Records from a dataset:
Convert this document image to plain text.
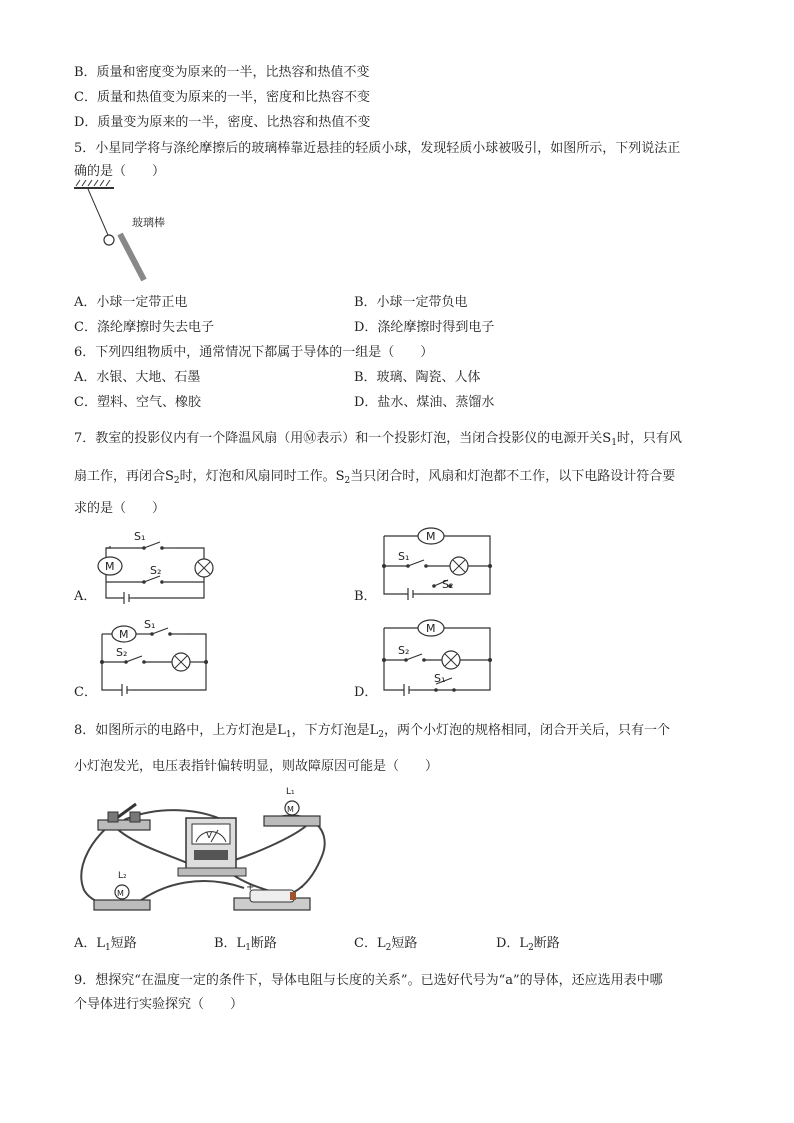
B．质量和密度变为原来的一半，比热容和热值不变
C．质量和热值变为原来的一半，密度和比热容不变
D．质量变为原来的一半，密度、比热容和热值不变
5．小星同学将与涤纶摩擦后的玻璃棒靠近悬挂的轻质小球，发现轻质小球被吸引，如图所示，下列说法正
确的是（　　）
玻璃棒
A．小球一定带正电	B．小球一定带负电
C．涤纶摩擦时失去电子	D．涤纶摩擦时得到电子
6．下列四组物质中，通常情况下都属于导体的一组是（　　）
A．水银、大地、石墨	B．玻璃、陶瓷、人体
C．塑料、空气、橡胶	D．盐水、煤油、蒸馏水
7．教室的投影仪内有一个降温风扇（用Ⓜ表示）和一个投影灯泡，当闭合投影仪的电源开关$S_1$时，只有风
扇工作，再闭合$S_2$时，灯泡和风扇同时工作。$S_2$当只闭合时，风扇和灯泡都不工作，以下电路设计符合要
求的是（　　）
A．
M
S₁
S₂
B．
M
S₁
S₂
C．
M
S₁
S₂
D．
M
S₂
S₁
8．如图所示的电路中，上方灯泡是$L_1$，下方灯泡是$L_2$，两个小灯泡的规格相同，闭合开关后，只有一个
小灯泡发光，电压表指针偏转明显，则故障原因可能是（　　）
M
L₁
V
M
L₂
+	-
A．$L_1$短路	B．$L_1$断路	C．$L_2$短路	D．$L_2$断路
9．想探究“在温度一定的条件下，导体电阻与长度的关系”。已选好代号为“a”的导体，还应选用表中哪
个导体进行实验探究（　　）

GOAL: All lines above with "比热容和热值不变" in them should be returned.

EXPECTED ANSWER:
B．质量和密度变为原来的一半，比热容和热值不变
D．质量变为原来的一半，密度、比热容和热值不变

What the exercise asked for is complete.